**Source records**

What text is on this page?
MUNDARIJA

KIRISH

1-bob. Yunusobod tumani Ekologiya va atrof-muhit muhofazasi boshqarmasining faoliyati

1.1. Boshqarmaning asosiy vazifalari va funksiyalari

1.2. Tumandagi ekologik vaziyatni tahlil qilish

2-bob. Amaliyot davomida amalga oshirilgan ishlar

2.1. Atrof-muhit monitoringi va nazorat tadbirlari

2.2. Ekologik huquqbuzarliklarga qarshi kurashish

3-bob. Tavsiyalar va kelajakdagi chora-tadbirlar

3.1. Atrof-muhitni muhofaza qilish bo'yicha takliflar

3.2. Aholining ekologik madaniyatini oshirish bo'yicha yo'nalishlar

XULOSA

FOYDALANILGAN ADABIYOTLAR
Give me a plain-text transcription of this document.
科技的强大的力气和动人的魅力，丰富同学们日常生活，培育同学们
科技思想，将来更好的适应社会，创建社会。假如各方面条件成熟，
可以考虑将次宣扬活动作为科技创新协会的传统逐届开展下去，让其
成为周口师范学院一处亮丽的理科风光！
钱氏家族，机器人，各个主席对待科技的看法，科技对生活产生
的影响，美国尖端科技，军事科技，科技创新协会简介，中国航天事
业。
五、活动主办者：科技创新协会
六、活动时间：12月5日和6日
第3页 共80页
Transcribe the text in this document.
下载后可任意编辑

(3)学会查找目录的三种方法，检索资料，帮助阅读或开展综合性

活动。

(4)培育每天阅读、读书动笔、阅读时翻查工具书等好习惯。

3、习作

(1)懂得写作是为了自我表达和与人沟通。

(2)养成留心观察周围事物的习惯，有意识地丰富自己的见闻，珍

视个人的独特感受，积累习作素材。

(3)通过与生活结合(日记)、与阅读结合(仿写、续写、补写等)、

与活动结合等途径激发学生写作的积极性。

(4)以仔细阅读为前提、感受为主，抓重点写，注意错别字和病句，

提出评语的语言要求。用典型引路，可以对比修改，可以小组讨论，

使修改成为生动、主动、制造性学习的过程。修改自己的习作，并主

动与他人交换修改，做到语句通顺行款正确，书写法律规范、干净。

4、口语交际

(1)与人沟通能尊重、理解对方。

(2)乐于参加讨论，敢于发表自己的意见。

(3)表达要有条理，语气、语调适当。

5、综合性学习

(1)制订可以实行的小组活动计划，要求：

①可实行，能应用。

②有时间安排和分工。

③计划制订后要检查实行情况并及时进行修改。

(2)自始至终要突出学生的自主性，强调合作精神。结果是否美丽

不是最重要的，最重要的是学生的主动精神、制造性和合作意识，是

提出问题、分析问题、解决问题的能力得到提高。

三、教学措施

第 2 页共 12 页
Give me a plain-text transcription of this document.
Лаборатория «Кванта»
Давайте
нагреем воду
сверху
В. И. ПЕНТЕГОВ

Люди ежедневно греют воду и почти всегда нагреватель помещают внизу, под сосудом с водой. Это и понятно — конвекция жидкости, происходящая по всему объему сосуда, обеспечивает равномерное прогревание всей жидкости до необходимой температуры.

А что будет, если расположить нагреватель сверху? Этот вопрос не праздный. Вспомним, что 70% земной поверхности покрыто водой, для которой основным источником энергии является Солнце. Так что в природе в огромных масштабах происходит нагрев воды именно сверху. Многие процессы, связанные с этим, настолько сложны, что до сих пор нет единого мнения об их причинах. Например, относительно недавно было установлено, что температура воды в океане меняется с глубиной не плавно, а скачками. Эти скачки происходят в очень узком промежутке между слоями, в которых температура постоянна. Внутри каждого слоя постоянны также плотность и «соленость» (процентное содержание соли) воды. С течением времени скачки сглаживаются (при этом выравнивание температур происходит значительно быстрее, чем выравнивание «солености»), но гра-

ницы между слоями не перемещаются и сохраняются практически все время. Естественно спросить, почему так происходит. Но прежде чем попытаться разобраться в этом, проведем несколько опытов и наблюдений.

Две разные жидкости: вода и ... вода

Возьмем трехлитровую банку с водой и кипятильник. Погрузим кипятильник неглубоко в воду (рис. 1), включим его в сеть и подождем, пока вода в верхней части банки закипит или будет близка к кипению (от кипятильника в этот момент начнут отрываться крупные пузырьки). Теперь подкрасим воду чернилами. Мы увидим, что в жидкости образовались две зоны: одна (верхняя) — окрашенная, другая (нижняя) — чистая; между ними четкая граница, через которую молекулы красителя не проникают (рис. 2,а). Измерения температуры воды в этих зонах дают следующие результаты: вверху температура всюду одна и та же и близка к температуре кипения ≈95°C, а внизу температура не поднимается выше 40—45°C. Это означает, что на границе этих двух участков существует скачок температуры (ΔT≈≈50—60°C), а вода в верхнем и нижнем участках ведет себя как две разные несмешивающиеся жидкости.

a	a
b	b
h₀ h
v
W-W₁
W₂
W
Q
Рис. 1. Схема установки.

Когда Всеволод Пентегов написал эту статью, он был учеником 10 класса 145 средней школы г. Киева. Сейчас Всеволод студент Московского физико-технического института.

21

**Task instructions**
Transcribe the whole listing with nothing added or left out.

**Exercise response**
What text is on this page?
MUNDARIJA

KIRISH

1-bob. Yunusobod tumani Ekologiya va atrof-muhit muhofazasi boshqarmasining faoliyati

1.1. Boshqarmaning asosiy vazifalari va funksiyalari

1.2. Tumandagi ekologik vaziyatni tahlil qilish

2-bob. Amaliyot davomida amalga oshirilgan ishlar

2.1. Atrof-muhit monitoringi va nazorat tadbirlari

2.2. Ekologik huquqbuzarliklarga qarshi kurashish

3-bob. Tavsiyalar va kelajakdagi chora-tadbirlar

3.1. Atrof-muhitni muhofaza qilish bo'yicha takliflar

3.2. Aholining ekologik madaniyatini oshirish bo'yicha yo'nalishlar

XULOSA

FOYDALANILGAN ADABIYOTLAR
Give me a plain-text transcription of this document.
科技的强大的力气和动人的魅力，丰富同学们日常生活，培育同学们
科技思想，将来更好的适应社会，创建社会。假如各方面条件成熟，
可以考虑将次宣扬活动作为科技创新协会的传统逐届开展下去，让其
成为周口师范学院一处亮丽的理科风光！
钱氏家族，机器人，各个主席对待科技的看法，科技对生活产生
的影响，美国尖端科技，军事科技，科技创新协会简介，中国航天事
业。
五、活动主办者：科技创新协会
六、活动时间：12月5日和6日
第3页 共80页
Transcribe the text in this document.
下载后可任意编辑

(3)学会查找目录的三种方法，检索资料，帮助阅读或开展综合性

活动。

(4)培育每天阅读、读书动笔、阅读时翻查工具书等好习惯。

3、习作

(1)懂得写作是为了自我表达和与人沟通。

(2)养成留心观察周围事物的习惯，有意识地丰富自己的见闻，珍

视个人的独特感受，积累习作素材。

(3)通过与生活结合(日记)、与阅读结合(仿写、续写、补写等)、

与活动结合等途径激发学生写作的积极性。

(4)以仔细阅读为前提、感受为主，抓重点写，注意错别字和病句，

提出评语的语言要求。用典型引路，可以对比修改，可以小组讨论，

使修改成为生动、主动、制造性学习的过程。修改自己的习作，并主

动与他人交换修改，做到语句通顺行款正确，书写法律规范、干净。

4、口语交际

(1)与人沟通能尊重、理解对方。

(2)乐于参加讨论，敢于发表自己的意见。

(3)表达要有条理，语气、语调适当。

5、综合性学习

(1)制订可以实行的小组活动计划，要求：

①可实行，能应用。

②有时间安排和分工。

③计划制订后要检查实行情况并及时进行修改。

(2)自始至终要突出学生的自主性，强调合作精神。结果是否美丽

不是最重要的，最重要的是学生的主动精神、制造性和合作意识，是

提出问题、分析问题、解决问题的能力得到提高。

三、教学措施

第 2 页共 12 页
Give me a plain-text transcription of this document.
Лаборатория «Кванта»
Давайте
нагреем воду
сверху
В. И. ПЕНТЕГОВ

Люди ежедневно греют воду и почти всегда нагреватель помещают внизу, под сосудом с водой. Это и понятно — конвекция жидкости, происходящая по всему объему сосуда, обеспечивает равномерное прогревание всей жидкости до необходимой температуры.

А что будет, если расположить нагреватель сверху? Этот вопрос не праздный. Вспомним, что 70% земной поверхности покрыто водой, для которой основным источником энергии является Солнце. Так что в природе в огромных масштабах происходит нагрев воды именно сверху. Многие процессы, связанные с этим, настолько сложны, что до сих пор нет единого мнения об их причинах. Например, относительно недавно было установлено, что температура воды в океане меняется с глубиной не плавно, а скачками. Эти скачки происходят в очень узком промежутке между слоями, в которых температура постоянна. Внутри каждого слоя постоянны также плотность и «соленость» (процентное содержание соли) воды. С течением времени скачки сглаживаются (при этом выравнивание температур происходит значительно быстрее, чем выравнивание «солености»), но гра-

ницы между слоями не перемещаются и сохраняются практически все время. Естественно спросить, почему так происходит. Но прежде чем попытаться разобраться в этом, проведем несколько опытов и наблюдений.

Две разные жидкости: вода и ... вода

Возьмем трехлитровую банку с водой и кипятильник. Погрузим кипятильник неглубоко в воду (рис. 1), включим его в сеть и подождем, пока вода в верхней части банки закипит или будет близка к кипению (от кипятильника в этот момент начнут отрываться крупные пузырьки). Теперь подкрасим воду чернилами. Мы увидим, что в жидкости образовались две зоны: одна (верхняя) — окрашенная, другая (нижняя) — чистая; между ними четкая граница, через которую молекулы красителя не проникают (рис. 2,а). Измерения температуры воды в этих зонах дают следующие результаты: вверху температура всюду одна и та же и близка к температуре кипения ≈95°C, а внизу температура не поднимается выше 40—45°C. Это означает, что на границе этих двух участков существует скачок температуры (ΔT≈≈50—60°C), а вода в верхнем и нижнем участках ведет себя как две разные несмешивающиеся жидкости.

a	a
b	b
h₀ h
v
W-W₁
W₂
W
Q
Рис. 1. Схема установки.

Когда Всеволод Пентегов написал эту статью, он был учеником 10 класса 145 средней школы г. Киева. Сейчас Всеволод студент Московского физико-технического института.

21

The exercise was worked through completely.